▶ [EXERCISE GOAL] Transcribe the records below exactly as they appear.

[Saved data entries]
'''

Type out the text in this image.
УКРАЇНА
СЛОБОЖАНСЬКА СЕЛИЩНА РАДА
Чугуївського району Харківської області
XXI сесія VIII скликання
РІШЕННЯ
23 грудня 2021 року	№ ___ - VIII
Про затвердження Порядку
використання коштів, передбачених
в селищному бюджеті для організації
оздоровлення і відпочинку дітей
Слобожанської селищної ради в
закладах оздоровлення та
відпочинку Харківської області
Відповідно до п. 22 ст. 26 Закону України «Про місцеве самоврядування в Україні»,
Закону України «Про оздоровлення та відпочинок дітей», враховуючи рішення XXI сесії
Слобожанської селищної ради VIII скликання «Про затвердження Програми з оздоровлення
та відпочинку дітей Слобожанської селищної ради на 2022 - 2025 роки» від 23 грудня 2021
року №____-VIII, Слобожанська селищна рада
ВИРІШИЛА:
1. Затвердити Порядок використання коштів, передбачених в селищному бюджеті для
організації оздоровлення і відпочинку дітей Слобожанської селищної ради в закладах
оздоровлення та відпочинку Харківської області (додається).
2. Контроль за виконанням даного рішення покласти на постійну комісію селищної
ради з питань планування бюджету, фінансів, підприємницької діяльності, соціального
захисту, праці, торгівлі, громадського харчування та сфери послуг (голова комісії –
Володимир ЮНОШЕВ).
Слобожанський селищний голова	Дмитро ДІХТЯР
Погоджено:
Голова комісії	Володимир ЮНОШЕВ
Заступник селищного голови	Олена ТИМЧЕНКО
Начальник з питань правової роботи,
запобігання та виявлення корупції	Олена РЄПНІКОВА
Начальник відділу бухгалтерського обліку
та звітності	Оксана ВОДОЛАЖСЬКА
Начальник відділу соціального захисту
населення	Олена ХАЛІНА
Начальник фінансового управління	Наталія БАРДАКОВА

'''

▶ [WORKED SOLUTION]
Type out the text in this image.
УКРАЇНА
СЛОБОЖАНСЬКА СЕЛИЩНА РАДА
Чугуївського району Харківської області
XXI сесія VIII скликання
РІШЕННЯ
23 грудня 2021 року	№ ___ - VIII
Про затвердження Порядку
використання коштів, передбачених
в селищному бюджеті для організації
оздоровлення і відпочинку дітей
Слобожанської селищної ради в
закладах оздоровлення та
відпочинку Харківської області
Відповідно до п. 22 ст. 26 Закону України «Про місцеве самоврядування в Україні»,
Закону України «Про оздоровлення та відпочинок дітей», враховуючи рішення XXI сесії
Слобожанської селищної ради VIII скликання «Про затвердження Програми з оздоровлення
та відпочинку дітей Слобожанської селищної ради на 2022 - 2025 роки» від 23 грудня 2021
року №____-VIII, Слобожанська селищна рада
ВИРІШИЛА:
1. Затвердити Порядок використання коштів, передбачених в селищному бюджеті для
організації оздоровлення і відпочинку дітей Слобожанської селищної ради в закладах
оздоровлення та відпочинку Харківської області (додається).
2. Контроль за виконанням даного рішення покласти на постійну комісію селищної
ради з питань планування бюджету, фінансів, підприємницької діяльності, соціального
захисту, праці, торгівлі, громадського харчування та сфери послуг (голова комісії –
Володимир ЮНОШЕВ).
Слобожанський селищний голова	Дмитро ДІХТЯР
Погоджено:
Голова комісії	Володимир ЮНОШЕВ
Заступник селищного голови	Олена ТИМЧЕНКО
Начальник з питань правової роботи,
запобігання та виявлення корупції	Олена РЄПНІКОВА
Начальник відділу бухгалтерського обліку
та звітності	Оксана ВОДОЛАЖСЬКА
Начальник відділу соціального захисту
населення	Олена ХАЛІНА
Начальник фінансового управління	Наталія БАРДАКОВА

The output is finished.